__What the task requires__.
Work through the data and report how many lines include the string "documents", giving the number alone.

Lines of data
....................

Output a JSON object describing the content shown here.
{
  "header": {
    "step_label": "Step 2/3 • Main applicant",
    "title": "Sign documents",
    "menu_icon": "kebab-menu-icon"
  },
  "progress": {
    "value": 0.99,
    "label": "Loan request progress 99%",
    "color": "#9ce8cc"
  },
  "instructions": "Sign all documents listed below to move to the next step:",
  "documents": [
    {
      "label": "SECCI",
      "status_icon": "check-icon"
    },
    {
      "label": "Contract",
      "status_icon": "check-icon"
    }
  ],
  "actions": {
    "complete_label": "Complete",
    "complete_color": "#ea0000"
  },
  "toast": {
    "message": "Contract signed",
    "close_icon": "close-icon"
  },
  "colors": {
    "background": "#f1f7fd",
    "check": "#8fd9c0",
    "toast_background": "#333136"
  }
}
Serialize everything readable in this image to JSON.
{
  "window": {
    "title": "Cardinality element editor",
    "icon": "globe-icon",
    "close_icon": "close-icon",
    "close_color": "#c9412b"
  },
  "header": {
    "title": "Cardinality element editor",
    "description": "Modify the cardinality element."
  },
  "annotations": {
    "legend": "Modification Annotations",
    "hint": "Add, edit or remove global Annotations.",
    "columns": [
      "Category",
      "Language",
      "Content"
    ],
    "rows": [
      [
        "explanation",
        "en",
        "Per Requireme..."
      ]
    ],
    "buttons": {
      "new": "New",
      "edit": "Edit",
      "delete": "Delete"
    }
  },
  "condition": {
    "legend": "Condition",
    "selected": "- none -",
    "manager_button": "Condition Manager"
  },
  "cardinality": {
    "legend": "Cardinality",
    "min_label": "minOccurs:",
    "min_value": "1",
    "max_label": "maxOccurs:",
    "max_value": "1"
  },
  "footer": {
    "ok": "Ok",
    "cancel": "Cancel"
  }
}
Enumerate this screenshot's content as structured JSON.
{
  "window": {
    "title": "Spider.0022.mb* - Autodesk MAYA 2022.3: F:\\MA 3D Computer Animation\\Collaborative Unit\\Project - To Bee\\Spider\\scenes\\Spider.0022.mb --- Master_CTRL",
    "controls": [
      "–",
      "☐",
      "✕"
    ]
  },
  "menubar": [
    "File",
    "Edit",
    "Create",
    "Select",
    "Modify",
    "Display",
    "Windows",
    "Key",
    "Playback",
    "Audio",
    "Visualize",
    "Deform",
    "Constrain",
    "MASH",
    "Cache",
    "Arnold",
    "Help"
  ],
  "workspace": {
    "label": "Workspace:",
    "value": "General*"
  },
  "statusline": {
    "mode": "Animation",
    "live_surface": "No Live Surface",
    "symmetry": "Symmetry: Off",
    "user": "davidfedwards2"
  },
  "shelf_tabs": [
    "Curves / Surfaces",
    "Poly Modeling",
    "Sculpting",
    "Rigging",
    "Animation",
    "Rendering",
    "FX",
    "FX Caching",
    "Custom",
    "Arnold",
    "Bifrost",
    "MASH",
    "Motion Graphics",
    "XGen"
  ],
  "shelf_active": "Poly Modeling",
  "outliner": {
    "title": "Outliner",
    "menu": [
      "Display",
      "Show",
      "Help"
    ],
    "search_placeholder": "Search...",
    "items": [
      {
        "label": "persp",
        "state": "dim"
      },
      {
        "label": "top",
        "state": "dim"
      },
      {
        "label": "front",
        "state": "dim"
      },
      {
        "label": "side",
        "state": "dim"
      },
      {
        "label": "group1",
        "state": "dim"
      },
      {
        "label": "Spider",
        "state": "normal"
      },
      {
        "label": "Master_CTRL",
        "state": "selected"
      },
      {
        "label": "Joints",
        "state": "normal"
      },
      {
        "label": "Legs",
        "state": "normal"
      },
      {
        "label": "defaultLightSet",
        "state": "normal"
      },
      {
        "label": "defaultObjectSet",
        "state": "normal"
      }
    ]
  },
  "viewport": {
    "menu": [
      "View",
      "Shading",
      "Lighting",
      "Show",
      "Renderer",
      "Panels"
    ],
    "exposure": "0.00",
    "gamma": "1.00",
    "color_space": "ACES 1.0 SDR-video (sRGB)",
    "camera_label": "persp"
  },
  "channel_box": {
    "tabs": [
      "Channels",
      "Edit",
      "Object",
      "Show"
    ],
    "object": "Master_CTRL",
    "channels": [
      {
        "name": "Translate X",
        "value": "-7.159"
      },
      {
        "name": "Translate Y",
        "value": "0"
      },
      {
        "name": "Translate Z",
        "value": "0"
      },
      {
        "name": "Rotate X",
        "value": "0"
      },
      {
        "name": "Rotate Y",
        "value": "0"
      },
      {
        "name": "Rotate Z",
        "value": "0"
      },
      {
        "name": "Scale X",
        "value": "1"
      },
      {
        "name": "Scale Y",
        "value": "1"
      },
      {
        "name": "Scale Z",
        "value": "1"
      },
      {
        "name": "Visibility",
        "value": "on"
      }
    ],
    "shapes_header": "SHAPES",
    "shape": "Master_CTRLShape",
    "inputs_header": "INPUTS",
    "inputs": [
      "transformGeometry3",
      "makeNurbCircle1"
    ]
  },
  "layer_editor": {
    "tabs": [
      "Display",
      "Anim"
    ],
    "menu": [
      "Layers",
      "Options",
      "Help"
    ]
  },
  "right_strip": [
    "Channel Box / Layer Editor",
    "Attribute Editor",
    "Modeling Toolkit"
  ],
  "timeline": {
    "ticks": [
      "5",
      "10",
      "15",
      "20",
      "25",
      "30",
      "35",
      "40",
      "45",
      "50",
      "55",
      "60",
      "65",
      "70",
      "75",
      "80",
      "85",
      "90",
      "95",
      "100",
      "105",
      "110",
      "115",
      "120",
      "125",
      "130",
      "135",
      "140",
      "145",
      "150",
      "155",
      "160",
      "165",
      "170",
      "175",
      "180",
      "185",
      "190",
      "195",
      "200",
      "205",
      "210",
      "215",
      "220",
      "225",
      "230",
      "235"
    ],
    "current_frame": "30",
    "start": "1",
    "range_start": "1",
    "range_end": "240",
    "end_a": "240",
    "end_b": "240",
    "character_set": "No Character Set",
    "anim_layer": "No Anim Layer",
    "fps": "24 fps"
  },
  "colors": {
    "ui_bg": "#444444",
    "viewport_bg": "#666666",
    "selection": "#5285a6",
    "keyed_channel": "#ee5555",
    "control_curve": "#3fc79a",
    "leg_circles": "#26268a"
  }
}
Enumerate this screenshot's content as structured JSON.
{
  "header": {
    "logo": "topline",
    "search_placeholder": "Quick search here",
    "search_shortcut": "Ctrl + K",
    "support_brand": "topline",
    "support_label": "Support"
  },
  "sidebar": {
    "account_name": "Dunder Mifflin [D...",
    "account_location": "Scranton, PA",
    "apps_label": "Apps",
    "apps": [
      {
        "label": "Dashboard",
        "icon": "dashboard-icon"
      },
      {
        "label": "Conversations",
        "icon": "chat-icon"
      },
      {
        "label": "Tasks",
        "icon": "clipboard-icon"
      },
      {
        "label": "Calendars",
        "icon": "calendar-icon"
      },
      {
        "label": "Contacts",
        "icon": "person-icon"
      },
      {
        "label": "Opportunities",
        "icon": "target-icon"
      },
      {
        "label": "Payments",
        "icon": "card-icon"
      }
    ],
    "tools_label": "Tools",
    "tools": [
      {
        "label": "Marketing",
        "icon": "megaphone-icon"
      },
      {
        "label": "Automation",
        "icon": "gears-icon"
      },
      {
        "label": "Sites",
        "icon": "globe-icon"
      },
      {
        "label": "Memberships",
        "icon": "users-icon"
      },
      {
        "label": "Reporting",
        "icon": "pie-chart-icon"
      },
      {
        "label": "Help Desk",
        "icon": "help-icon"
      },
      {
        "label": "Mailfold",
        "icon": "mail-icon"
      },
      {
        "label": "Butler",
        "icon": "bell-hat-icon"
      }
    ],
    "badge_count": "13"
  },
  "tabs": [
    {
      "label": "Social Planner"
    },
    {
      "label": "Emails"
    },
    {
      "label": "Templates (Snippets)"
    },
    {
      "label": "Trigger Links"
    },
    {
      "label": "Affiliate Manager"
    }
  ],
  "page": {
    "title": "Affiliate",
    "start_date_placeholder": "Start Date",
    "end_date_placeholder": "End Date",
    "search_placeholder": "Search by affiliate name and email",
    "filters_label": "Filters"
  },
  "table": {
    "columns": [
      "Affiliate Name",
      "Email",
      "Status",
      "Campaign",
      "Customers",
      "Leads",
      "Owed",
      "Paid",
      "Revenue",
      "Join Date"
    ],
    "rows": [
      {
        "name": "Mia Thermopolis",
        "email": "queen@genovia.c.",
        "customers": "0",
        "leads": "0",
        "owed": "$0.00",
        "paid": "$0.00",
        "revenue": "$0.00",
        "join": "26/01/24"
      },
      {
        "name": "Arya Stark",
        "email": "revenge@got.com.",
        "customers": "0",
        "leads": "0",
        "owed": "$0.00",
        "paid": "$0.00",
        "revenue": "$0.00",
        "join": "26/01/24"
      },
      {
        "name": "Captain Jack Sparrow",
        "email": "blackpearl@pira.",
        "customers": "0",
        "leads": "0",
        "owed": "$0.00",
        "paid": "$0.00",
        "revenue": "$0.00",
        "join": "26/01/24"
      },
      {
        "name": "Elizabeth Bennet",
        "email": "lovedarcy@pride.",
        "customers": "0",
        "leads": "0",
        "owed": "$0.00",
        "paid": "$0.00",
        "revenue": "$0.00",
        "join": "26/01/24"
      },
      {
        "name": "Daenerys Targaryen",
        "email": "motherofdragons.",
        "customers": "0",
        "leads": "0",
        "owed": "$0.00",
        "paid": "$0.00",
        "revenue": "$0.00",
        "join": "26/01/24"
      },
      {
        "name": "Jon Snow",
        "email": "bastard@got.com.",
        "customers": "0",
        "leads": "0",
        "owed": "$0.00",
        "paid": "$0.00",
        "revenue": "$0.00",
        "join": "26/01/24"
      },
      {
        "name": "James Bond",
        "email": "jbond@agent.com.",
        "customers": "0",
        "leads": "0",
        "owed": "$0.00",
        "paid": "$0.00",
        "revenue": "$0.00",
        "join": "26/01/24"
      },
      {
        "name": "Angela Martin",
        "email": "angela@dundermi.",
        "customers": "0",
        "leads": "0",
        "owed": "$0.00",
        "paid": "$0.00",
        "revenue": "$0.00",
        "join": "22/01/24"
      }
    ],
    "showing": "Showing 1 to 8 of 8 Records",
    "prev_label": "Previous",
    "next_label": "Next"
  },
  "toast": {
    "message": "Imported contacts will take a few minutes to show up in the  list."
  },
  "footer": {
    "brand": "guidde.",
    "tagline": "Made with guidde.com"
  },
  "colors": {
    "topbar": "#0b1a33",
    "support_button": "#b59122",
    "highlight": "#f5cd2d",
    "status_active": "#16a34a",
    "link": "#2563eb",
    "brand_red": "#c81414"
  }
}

....................

__Completed task__.
3